• _Set task_:
Copy all of the material below exactly.

• _Exercise input_:

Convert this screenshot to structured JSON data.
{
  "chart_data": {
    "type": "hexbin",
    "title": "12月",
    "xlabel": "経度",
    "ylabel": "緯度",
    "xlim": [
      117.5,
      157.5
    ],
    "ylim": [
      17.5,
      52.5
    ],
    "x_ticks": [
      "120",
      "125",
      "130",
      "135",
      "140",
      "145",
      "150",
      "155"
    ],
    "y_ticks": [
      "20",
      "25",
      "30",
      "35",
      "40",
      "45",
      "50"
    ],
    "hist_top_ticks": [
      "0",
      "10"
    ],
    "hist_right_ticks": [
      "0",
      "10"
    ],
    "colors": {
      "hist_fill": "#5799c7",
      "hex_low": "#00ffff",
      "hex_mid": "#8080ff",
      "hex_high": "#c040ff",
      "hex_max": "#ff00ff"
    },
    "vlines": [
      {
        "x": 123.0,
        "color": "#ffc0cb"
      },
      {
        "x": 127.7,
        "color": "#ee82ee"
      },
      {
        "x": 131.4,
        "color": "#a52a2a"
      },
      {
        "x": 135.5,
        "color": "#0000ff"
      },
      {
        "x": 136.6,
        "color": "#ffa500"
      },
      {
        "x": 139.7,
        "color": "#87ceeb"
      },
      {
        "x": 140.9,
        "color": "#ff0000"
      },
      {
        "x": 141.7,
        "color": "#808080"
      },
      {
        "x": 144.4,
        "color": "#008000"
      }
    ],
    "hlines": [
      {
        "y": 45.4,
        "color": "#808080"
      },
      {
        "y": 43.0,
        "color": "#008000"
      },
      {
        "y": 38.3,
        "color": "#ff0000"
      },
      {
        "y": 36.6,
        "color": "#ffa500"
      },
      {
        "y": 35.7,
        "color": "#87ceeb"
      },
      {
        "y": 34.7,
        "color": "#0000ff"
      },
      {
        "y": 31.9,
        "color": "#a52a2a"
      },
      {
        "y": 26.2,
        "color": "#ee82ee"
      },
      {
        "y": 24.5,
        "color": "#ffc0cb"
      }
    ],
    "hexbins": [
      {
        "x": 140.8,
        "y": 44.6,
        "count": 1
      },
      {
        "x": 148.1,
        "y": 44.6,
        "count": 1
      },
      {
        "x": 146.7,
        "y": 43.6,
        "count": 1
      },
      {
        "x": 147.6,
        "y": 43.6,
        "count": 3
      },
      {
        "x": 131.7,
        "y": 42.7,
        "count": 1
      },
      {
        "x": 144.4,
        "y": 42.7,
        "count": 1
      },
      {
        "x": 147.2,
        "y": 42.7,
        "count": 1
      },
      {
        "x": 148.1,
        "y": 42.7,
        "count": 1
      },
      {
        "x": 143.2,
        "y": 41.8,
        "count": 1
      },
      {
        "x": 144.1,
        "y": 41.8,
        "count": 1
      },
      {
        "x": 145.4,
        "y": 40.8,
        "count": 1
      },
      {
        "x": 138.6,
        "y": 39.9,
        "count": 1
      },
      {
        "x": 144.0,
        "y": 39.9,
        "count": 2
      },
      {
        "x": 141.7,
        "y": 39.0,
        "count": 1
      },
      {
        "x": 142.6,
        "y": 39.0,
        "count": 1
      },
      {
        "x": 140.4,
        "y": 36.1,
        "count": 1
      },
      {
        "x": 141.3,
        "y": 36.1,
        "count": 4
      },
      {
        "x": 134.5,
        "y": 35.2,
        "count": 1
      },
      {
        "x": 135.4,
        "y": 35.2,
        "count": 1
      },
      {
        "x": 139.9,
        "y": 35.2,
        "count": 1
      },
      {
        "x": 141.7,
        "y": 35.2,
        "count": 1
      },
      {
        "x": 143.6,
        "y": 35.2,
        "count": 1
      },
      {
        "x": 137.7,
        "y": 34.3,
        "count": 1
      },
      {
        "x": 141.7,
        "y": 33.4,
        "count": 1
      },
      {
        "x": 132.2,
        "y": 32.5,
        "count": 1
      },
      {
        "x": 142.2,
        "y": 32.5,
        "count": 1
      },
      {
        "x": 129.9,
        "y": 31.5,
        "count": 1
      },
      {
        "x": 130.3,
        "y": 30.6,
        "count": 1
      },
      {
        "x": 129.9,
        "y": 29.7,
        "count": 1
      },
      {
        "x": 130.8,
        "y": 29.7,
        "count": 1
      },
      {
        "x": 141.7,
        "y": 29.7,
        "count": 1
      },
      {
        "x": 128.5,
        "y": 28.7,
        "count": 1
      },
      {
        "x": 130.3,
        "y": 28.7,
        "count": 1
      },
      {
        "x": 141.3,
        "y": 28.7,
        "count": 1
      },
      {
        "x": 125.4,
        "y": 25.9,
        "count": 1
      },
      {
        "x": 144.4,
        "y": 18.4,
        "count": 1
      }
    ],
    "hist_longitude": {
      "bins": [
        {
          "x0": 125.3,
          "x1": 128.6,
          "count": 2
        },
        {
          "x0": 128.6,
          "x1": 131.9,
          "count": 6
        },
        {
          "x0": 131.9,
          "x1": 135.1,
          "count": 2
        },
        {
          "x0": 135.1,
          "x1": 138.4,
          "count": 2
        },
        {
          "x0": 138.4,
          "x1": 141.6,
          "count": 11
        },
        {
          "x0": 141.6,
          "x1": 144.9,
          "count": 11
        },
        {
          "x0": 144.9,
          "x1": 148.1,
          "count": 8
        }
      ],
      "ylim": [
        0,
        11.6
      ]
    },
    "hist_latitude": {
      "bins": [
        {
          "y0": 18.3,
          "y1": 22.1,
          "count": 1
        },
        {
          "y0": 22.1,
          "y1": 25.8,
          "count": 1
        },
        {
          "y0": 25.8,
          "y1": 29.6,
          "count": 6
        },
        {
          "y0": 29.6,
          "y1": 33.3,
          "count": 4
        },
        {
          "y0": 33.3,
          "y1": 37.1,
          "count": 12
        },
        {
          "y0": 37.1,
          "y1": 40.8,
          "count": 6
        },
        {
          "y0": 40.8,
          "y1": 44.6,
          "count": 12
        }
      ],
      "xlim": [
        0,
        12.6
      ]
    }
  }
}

• _Task output_:
Convert this screenshot to structured JSON data.
{
  "chart_data": {
    "type": "hexbin",
    "title": "12月",
    "xlabel": "経度",
    "ylabel": "緯度",
    "xlim": [
      117.5,
      157.5
    ],
    "ylim": [
      17.5,
      52.5
    ],
    "x_ticks": [
      "120",
      "125",
      "130",
      "135",
      "140",
      "145",
      "150",
      "155"
    ],
    "y_ticks": [
      "20",
      "25",
      "30",
      "35",
      "40",
      "45",
      "50"
    ],
    "hist_top_ticks": [
      "0",
      "10"
    ],
    "hist_right_ticks": [
      "0",
      "10"
    ],
    "colors": {
      "hist_fill": "#5799c7",
      "hex_low": "#00ffff",
      "hex_mid": "#8080ff",
      "hex_high": "#c040ff",
      "hex_max": "#ff00ff"
    },
    "vlines": [
      {
        "x": 123.0,
        "color": "#ffc0cb"
      },
      {
        "x": 127.7,
        "color": "#ee82ee"
      },
      {
        "x": 131.4,
        "color": "#a52a2a"
      },
      {
        "x": 135.5,
        "color": "#0000ff"
      },
      {
        "x": 136.6,
        "color": "#ffa500"
      },
      {
        "x": 139.7,
        "color": "#87ceeb"
      },
      {
        "x": 140.9,
        "color": "#ff0000"
      },
      {
        "x": 141.7,
        "color": "#808080"
      },
      {
        "x": 144.4,
        "color": "#008000"
      }
    ],
    "hlines": [
      {
        "y": 45.4,
        "color": "#808080"
      },
      {
        "y": 43.0,
        "color": "#008000"
      },
      {
        "y": 38.3,
        "color": "#ff0000"
      },
      {
        "y": 36.6,
        "color": "#ffa500"
      },
      {
        "y": 35.7,
        "color": "#87ceeb"
      },
      {
        "y": 34.7,
        "color": "#0000ff"
      },
      {
        "y": 31.9,
        "color": "#a52a2a"
      },
      {
        "y": 26.2,
        "color": "#ee82ee"
      },
      {
        "y": 24.5,
        "color": "#ffc0cb"
      }
    ],
    "hexbins": [
      {
        "x": 140.8,
        "y": 44.6,
        "count": 1
      },
      {
        "x": 148.1,
        "y": 44.6,
        "count": 1
      },
      {
        "x": 146.7,
        "y": 43.6,
        "count": 1
      },
      {
        "x": 147.6,
        "y": 43.6,
        "count": 3
      },
      {
        "x": 131.7,
        "y": 42.7,
        "count": 1
      },
      {
        "x": 144.4,
        "y": 42.7,
        "count": 1
      },
      {
        "x": 147.2,
        "y": 42.7,
        "count": 1
      },
      {
        "x": 148.1,
        "y": 42.7,
        "count": 1
      },
      {
        "x": 143.2,
        "y": 41.8,
        "count": 1
      },
      {
        "x": 144.1,
        "y": 41.8,
        "count": 1
      },
      {
        "x": 145.4,
        "y": 40.8,
        "count": 1
      },
      {
        "x": 138.6,
        "y": 39.9,
        "count": 1
      },
      {
        "x": 144.0,
        "y": 39.9,
        "count": 2
      },
      {
        "x": 141.7,
        "y": 39.0,
        "count": 1
      },
      {
        "x": 142.6,
        "y": 39.0,
        "count": 1
      },
      {
        "x": 140.4,
        "y": 36.1,
        "count": 1
      },
      {
        "x": 141.3,
        "y": 36.1,
        "count": 4
      },
      {
        "x": 134.5,
        "y": 35.2,
        "count": 1
      },
      {
        "x": 135.4,
        "y": 35.2,
        "count": 1
      },
      {
        "x": 139.9,
        "y": 35.2,
        "count": 1
      },
      {
        "x": 141.7,
        "y": 35.2,
        "count": 1
      },
      {
        "x": 143.6,
        "y": 35.2,
        "count": 1
      },
      {
        "x": 137.7,
        "y": 34.3,
        "count": 1
      },
      {
        "x": 141.7,
        "y": 33.4,
        "count": 1
      },
      {
        "x": 132.2,
        "y": 32.5,
        "count": 1
      },
      {
        "x": 142.2,
        "y": 32.5,
        "count": 1
      },
      {
        "x": 129.9,
        "y": 31.5,
        "count": 1
      },
      {
        "x": 130.3,
        "y": 30.6,
        "count": 1
      },
      {
        "x": 129.9,
        "y": 29.7,
        "count": 1
      },
      {
        "x": 130.8,
        "y": 29.7,
        "count": 1
      },
      {
        "x": 141.7,
        "y": 29.7,
        "count": 1
      },
      {
        "x": 128.5,
        "y": 28.7,
        "count": 1
      },
      {
        "x": 130.3,
        "y": 28.7,
        "count": 1
      },
      {
        "x": 141.3,
        "y": 28.7,
        "count": 1
      },
      {
        "x": 125.4,
        "y": 25.9,
        "count": 1
      },
      {
        "x": 144.4,
        "y": 18.4,
        "count": 1
      }
    ],
    "hist_longitude": {
      "bins": [
        {
          "x0": 125.3,
          "x1": 128.6,
          "count": 2
        },
        {
          "x0": 128.6,
          "x1": 131.9,
          "count": 6
        },
        {
          "x0": 131.9,
          "x1": 135.1,
          "count": 2
        },
        {
          "x0": 135.1,
          "x1": 138.4,
          "count": 2
        },
        {
          "x0": 138.4,
          "x1": 141.6,
          "count": 11
        },
        {
          "x0": 141.6,
          "x1": 144.9,
          "count": 11
        },
        {
          "x0": 144.9,
          "x1": 148.1,
          "count": 8
        }
      ],
      "ylim": [
        0,
        11.6
      ]
    },
    "hist_latitude": {
      "bins": [
        {
          "y0": 18.3,
          "y1": 22.1,
          "count": 1
        },
        {
          "y0": 22.1,
          "y1": 25.8,
          "count": 1
        },
        {
          "y0": 25.8,
          "y1": 29.6,
          "count": 6
        },
        {
          "y0": 29.6,
          "y1": 33.3,
          "count": 4
        },
        {
          "y0": 33.3,
          "y1": 37.1,
          "count": 12
        },
        {
          "y0": 37.1,
          "y1": 40.8,
          "count": 6
        },
        {
          "y0": 40.8,
          "y1": 44.6,
          "count": 12
        }
      ],
      "xlim": [
        0,
        12.6
      ]
    }
  }
}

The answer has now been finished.